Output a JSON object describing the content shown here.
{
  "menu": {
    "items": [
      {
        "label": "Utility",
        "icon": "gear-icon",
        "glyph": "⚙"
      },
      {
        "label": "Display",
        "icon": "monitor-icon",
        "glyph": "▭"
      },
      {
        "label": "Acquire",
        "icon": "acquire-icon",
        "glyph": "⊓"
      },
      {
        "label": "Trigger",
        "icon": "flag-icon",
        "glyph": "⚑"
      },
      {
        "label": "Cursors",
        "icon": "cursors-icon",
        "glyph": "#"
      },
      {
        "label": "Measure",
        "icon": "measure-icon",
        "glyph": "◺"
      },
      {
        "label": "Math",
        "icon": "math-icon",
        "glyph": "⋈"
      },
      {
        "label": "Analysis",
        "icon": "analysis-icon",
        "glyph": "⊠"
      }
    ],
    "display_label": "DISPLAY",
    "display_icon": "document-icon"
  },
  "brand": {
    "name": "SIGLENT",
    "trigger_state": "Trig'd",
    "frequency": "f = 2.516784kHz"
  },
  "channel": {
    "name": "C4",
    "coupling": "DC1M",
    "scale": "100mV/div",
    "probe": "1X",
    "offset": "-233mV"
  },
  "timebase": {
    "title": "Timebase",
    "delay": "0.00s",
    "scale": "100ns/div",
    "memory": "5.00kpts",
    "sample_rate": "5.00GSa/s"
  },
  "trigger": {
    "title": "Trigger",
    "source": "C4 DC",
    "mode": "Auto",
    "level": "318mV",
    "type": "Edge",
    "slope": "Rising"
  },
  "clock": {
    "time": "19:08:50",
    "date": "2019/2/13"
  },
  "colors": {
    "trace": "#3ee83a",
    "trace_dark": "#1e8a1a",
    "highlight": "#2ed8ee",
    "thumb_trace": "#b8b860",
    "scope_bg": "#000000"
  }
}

Written request: Give solely the number of lines in the data that contain the string "icon".

Answer for the task: 9